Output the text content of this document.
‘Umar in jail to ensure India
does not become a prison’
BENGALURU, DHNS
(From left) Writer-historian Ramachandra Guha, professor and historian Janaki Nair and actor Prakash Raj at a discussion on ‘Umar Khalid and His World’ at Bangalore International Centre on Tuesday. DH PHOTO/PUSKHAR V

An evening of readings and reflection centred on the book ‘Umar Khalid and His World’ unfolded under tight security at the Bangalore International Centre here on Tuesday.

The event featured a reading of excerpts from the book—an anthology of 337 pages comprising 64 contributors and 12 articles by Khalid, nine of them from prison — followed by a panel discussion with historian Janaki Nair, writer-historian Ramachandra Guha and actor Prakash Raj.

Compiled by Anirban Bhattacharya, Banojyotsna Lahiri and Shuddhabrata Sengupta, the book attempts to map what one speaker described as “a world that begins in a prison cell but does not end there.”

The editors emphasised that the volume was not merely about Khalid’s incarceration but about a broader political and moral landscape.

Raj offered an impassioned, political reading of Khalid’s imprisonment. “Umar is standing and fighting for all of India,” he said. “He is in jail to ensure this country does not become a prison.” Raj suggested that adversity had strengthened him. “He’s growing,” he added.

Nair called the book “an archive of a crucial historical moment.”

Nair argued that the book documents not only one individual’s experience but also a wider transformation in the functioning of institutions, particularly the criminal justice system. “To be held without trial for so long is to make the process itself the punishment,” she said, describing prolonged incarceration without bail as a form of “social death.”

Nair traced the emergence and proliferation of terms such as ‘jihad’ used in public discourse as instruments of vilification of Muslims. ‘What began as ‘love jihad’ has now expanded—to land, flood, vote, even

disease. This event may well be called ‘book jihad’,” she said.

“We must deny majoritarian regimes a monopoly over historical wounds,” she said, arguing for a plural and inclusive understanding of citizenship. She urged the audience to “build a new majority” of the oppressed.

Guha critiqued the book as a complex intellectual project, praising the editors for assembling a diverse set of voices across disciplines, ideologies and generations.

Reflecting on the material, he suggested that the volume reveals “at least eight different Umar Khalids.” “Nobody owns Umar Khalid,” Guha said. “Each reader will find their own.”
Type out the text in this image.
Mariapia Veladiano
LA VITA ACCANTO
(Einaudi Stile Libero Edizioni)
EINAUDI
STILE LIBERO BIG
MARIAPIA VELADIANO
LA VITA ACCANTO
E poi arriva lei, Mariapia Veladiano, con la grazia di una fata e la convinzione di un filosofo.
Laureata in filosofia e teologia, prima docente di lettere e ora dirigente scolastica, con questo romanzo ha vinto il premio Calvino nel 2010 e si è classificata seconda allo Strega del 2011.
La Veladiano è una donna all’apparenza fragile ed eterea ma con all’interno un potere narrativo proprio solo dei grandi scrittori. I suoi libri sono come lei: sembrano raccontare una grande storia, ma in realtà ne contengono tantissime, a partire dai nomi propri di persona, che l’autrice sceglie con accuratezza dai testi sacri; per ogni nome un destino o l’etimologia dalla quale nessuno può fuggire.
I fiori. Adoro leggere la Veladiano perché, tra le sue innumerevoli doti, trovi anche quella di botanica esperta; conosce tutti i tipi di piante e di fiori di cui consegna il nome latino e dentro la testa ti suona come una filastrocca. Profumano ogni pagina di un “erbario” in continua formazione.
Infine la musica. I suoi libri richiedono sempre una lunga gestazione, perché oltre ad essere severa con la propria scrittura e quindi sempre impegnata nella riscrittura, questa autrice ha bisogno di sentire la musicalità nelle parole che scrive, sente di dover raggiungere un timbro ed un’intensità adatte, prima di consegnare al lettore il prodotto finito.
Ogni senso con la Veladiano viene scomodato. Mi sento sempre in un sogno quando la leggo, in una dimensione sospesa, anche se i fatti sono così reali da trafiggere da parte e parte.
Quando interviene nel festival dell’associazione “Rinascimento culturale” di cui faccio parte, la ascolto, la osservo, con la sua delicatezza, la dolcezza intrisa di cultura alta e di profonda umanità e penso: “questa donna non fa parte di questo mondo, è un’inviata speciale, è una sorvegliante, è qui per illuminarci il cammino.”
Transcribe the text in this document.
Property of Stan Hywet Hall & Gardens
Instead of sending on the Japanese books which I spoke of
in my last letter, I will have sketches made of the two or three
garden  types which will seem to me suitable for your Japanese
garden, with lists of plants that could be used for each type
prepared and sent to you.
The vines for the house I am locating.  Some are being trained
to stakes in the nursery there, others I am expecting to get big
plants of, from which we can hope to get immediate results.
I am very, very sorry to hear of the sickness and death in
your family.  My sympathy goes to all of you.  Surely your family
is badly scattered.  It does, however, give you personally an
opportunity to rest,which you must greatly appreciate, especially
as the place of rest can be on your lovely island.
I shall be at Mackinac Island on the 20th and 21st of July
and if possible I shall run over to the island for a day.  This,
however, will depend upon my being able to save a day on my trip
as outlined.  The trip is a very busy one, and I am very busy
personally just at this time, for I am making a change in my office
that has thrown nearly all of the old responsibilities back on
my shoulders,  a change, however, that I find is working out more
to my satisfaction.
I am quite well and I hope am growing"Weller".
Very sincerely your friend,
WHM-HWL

• **TASK REQUIREMENTS**:
Identify the lines that hold the word "your". Copy every one of them.

• **COMPLETED TASK**:
garden  types which will seem to me suitable for your Japanese
your family.  My sympathy goes to all of you.  Surely your family
as the place of rest can be on your lovely island.
Very sincerely your friend,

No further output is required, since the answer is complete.